* GIVEN PASSAGE:
Start

[PATCH v2 1/8] arm64: Import latest version of Cortex Strings' memcmp

Mark Rutland mark.rutland at arm.com
Thu May 27 09:52:14 PDT 2021


Hi Robin,

On Thu, May 27, 2021 at 04:34:41PM +0100, Robin Murphy wrote:
> From: Sam Tebbs <sam.tebbs at arm.com>
> 
> Import the latest version of the former Cortex Strings - now
> Arm Optimized Routines - memcmp function based on the upstream
> code of string/aarch64/memcmp.S at commit e823e3a from
> https://github.com/ARM-software/optimized-routines
> 
> Note that for simplicity Arm have chosen to contribute this code
> to Linux under GPLv2 rather than the original MIT license.

Thanks for adding this! It would be nice if we could make this slightly
more explicit, e.g.

| Arm hold the copyright on this code, and have chosen to contribute it
| to linux under GPL v2 rather than the original MIT license.

... but I don't think that requires a respin.

> 
> Signed-off-by: Sam Tebbs <sam.tebbs at arm.com>
> [ rm: update attribution and commit message ]
> Signed-off-by: Robin Murphy <robin.murphy at arm.com>
> ---
>  arch/arm64/lib/memcmp.S | 330 ++++++++++++++--------------------------
>  1 file changed, 111 insertions(+), 219 deletions(-)

End

* LISTING:
Start

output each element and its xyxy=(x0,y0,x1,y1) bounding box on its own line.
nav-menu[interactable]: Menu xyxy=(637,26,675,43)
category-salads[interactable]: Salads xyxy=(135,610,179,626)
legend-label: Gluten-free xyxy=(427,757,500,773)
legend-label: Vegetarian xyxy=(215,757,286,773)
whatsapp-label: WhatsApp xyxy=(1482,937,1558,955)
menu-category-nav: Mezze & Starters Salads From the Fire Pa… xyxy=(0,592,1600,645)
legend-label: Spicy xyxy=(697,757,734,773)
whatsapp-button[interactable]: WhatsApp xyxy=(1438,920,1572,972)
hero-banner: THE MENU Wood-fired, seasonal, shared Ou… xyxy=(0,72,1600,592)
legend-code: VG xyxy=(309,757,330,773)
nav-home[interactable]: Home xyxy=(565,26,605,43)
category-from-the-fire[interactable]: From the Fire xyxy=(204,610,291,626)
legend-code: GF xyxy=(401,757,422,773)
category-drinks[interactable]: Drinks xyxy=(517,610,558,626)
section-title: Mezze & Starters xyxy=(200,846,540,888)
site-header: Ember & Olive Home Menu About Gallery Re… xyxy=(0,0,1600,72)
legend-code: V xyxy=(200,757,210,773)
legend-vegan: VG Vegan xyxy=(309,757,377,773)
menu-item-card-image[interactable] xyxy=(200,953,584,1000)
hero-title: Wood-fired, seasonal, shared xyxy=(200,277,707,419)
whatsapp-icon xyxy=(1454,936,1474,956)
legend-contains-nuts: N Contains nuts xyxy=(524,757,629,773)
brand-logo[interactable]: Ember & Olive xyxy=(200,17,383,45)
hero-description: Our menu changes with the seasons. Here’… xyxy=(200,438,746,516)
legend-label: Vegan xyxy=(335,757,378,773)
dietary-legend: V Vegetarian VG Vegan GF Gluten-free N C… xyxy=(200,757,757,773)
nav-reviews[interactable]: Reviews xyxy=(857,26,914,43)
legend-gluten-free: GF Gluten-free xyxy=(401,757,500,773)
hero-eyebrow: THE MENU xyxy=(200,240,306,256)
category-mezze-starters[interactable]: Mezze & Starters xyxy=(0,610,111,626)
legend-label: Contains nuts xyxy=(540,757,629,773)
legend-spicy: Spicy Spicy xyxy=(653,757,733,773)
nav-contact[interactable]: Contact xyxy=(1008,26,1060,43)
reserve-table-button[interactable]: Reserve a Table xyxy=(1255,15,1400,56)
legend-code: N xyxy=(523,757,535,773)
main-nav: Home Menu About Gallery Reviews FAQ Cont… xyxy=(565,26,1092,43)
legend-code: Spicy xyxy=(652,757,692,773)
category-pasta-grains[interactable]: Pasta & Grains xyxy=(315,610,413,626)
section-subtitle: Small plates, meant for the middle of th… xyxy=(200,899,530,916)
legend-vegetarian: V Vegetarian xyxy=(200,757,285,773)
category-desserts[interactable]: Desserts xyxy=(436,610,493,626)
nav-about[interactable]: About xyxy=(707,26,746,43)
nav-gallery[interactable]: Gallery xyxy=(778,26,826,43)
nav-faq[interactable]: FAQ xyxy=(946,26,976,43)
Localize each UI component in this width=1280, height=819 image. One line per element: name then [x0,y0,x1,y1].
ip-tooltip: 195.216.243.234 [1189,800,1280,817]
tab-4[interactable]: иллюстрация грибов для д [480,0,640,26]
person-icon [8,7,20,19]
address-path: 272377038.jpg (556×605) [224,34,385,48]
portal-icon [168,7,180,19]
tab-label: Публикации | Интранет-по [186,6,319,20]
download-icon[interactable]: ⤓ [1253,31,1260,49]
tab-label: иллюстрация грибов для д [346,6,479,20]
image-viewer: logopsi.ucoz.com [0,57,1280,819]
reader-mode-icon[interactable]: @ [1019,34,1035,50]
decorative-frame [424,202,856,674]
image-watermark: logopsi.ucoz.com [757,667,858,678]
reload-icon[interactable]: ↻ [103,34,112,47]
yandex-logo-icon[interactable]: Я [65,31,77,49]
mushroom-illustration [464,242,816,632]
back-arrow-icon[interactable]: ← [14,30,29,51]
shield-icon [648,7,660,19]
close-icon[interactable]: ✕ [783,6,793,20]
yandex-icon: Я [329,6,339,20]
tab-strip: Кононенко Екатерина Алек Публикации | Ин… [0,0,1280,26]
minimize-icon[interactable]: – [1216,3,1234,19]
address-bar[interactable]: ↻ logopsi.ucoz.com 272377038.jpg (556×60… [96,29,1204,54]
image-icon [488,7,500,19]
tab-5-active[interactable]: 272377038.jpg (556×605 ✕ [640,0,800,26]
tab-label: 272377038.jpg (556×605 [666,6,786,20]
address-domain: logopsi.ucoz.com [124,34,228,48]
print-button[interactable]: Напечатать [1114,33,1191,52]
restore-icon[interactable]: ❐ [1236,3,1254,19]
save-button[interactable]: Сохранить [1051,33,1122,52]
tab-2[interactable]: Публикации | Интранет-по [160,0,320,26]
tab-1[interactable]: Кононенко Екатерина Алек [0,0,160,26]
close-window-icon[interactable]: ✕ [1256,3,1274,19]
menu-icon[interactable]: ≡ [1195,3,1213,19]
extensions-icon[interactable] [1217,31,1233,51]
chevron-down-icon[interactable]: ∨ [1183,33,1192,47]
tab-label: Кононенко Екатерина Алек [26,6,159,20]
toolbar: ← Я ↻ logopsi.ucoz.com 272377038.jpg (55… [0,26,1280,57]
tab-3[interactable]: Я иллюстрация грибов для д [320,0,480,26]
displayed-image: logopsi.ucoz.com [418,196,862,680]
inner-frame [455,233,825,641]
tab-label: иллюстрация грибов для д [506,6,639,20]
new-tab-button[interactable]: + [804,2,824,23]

End

* PROBLEMS TO WORK ON:
- a) According to the patch email, why is Arm contributing this memcmp code to Linux under GPLv2 instead of its original MIT license?
- b) Quote the patch email word for word, starting with "Thanks for adding" and going on through "requires a respin.".

* ANSWERS BELOW:
- a) The patch email says Arm chose to contribute it under GPLv2 rather than the original MIT license for simplicity.

- b)
Thanks for adding this! It would be nice if we could make this slightly
more explicit, e.g.

| Arm hold the copyright on this code, and have chosen to contribute it
| to linux under GPL v2 rather than the original MIT license.

... but I don't think that requires a respin.